Start of Records supplied

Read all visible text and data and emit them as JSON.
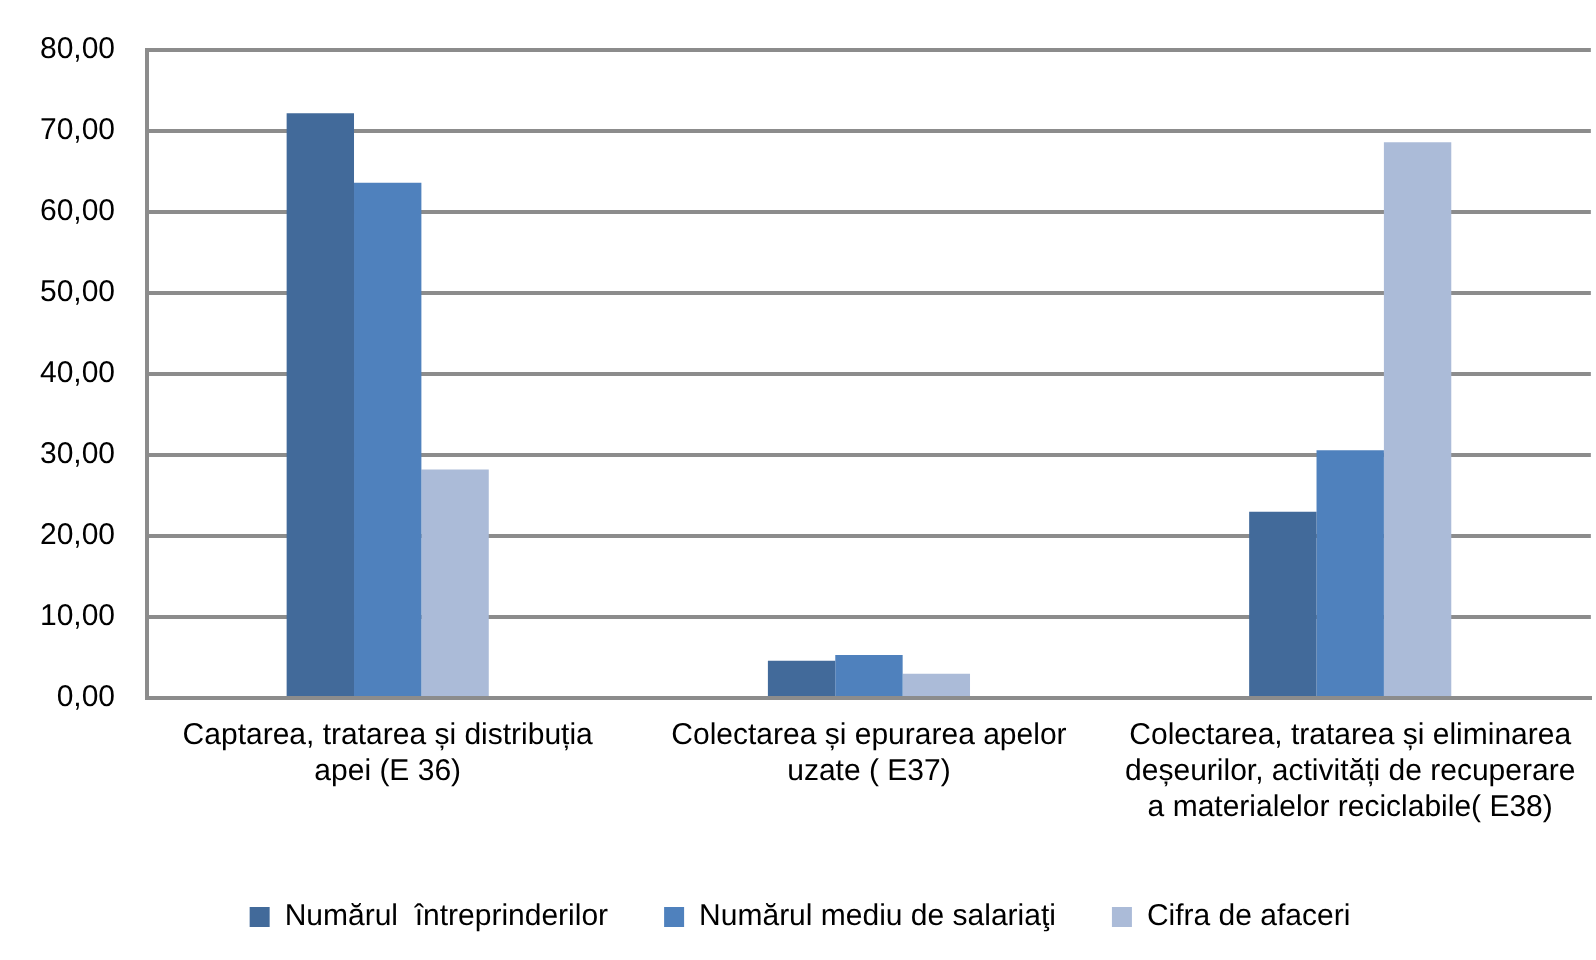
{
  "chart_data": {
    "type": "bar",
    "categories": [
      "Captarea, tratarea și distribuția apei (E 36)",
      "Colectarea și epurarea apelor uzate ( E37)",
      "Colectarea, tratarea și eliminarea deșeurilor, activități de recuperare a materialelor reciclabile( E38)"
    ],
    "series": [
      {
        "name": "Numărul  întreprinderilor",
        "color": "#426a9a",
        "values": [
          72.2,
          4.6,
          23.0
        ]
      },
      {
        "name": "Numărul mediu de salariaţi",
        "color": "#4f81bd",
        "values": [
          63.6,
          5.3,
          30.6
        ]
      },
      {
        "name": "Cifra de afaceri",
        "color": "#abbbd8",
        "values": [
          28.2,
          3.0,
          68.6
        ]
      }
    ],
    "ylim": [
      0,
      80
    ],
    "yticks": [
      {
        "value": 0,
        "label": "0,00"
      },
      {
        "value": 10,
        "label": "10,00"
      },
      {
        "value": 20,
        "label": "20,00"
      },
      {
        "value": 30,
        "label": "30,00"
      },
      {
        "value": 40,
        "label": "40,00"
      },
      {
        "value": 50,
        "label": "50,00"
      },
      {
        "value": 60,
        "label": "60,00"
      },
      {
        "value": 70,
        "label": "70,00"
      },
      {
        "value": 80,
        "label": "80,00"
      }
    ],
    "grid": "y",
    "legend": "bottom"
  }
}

End of Records supplied

Repeat the listing above exactly, with no pictures.

The response:
Read all visible text and data and emit them as JSON.
{
  "chart_data": {
    "type": "bar",
    "categories": [
      "Captarea, tratarea și distribuția apei (E 36)",
      "Colectarea și epurarea apelor uzate ( E37)",
      "Colectarea, tratarea și eliminarea deșeurilor, activități de recuperare a materialelor reciclabile( E38)"
    ],
    "series": [
      {
        "name": "Numărul  întreprinderilor",
        "color": "#426a9a",
        "values": [
          72.2,
          4.6,
          23.0
        ]
      },
      {
        "name": "Numărul mediu de salariaţi",
        "color": "#4f81bd",
        "values": [
          63.6,
          5.3,
          30.6
        ]
      },
      {
        "name": "Cifra de afaceri",
        "color": "#abbbd8",
        "values": [
          28.2,
          3.0,
          68.6
        ]
      }
    ],
    "ylim": [
      0,
      80
    ],
    "yticks": [
      {
        "value": 0,
        "label": "0,00"
      },
      {
        "value": 10,
        "label": "10,00"
      },
      {
        "value": 20,
        "label": "20,00"
      },
      {
        "value": 30,
        "label": "30,00"
      },
      {
        "value": 40,
        "label": "40,00"
      },
      {
        "value": 50,
        "label": "50,00"
      },
      {
        "value": 60,
        "label": "60,00"
      },
      {
        "value": 70,
        "label": "70,00"
      },
      {
        "value": 80,
        "label": "80,00"
      }
    ],
    "grid": "y",
    "legend": "bottom"
  }
}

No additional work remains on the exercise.